Consigne 1
D'après le texte sur le carbone en horlogerie, combien un stratifié doit-il peser au maximum pour compter comme du carbone TPT ?
Consigne 2
Donnez toutes les marques de montres citées dans le texte sur le carbone en horlogerie.

Almanacco del Cinturino

Carbonio

En horlogerie, le carbone n'est pas un matériau unique : c'est toute une famille de solutions techniques qui partagent la matière première mais divergent radicalement par leur structure, leur processus de production et leur comportement mécanique. Les confondre est l'erreur la plus courante que j'entends faire, même par ceux qui travaillent dans le secteur.

Le point de départ est la fibre de carbone brute, des filaments d'atomes de carbone liés dans une structure cristalline. À partir de là, les chemins se séparent. Dans le carbone forgé, les fibres sont disposées aléatoirement dans un moule, imprégnées de résine époxyde et comprimées à chaud : le résultat est un composite avec une trame marbrée non reproductible, chaque pièce est différente de l'autre. Artya, Tissot avec la PRX, Casio Edifice l'utilisent. Dans le carbone unidirectionnel, les fibres courent toutes dans la même direction, le stratifié est plus anisotrope mais plus prévisible sous sollicitations axiales. Dans le carbone TPT de Richard Mille, on arrive à des couches extrêmement fines, orientées à 45° l'une par rapport à l'autre : pour se qualifier comme TPT, le stratifié doit peser moins de 100 g/m², sinon ce n'est pas du TPT, c'est juste un stratifié fin. Le Carbonium, utilisé par Ulysse Nardin dans la Freak X Gumball et par Romain Gauthier, part de déchets de fibre de qualité aérospatiale et les consolide en blocs qui sont ensuite usinés : la texture est plus riche et irrégulière que le forgé traditionnel.

Sur le plan des revêtements, le DLC (Diamond-Like Carbon) est du carbone amorphe déposé par PVD sur de l'acier ou du titane. Ce n'est pas un composite structurel : c'est un revêtement protecteur dur, anti-rayures, avec cette finition noire qu'on voit partout maintenant. Résistance à l'usure élevée, mais si le boîtier subit un coup violent, le DLC peut s'écailler car il est rigide, non élastique.

Données fournies
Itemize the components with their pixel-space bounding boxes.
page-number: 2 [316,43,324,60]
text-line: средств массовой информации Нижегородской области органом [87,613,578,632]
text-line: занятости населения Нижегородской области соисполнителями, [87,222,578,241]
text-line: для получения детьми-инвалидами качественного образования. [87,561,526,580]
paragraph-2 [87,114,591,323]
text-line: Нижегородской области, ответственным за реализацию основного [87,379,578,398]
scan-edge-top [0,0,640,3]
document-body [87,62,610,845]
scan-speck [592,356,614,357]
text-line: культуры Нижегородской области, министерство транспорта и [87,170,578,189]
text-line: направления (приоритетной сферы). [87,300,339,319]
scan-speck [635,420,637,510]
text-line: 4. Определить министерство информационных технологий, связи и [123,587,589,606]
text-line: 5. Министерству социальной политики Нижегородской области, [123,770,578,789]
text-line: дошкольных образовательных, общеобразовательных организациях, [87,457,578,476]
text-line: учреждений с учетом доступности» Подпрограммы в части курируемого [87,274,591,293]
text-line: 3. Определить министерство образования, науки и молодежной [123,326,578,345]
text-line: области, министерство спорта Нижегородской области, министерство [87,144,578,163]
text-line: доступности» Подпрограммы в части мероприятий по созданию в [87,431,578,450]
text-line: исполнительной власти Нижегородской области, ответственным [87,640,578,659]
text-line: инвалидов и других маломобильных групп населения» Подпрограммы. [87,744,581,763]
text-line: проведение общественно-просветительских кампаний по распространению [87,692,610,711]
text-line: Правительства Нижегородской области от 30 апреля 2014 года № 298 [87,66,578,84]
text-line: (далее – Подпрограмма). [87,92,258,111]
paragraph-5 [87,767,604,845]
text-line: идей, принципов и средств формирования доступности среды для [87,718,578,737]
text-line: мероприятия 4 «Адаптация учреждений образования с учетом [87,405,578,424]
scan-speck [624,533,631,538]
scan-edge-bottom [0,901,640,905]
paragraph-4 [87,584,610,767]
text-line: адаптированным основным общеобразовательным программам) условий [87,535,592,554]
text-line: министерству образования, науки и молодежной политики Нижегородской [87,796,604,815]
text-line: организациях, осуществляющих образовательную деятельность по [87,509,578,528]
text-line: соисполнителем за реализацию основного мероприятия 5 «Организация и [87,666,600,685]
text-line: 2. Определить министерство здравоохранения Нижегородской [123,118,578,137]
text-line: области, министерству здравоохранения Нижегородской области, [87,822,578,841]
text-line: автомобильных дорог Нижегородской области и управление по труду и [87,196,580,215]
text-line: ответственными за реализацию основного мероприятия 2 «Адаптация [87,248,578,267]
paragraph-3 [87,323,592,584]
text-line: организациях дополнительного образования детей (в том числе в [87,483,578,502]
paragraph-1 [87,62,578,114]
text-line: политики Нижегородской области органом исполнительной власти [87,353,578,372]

Réponse 1
Moins de 100 g/m².

Réponse 2
Artya, Tissot, Casio Edifice, Richard Mille, Ulysse Nardin, Romain Gauthier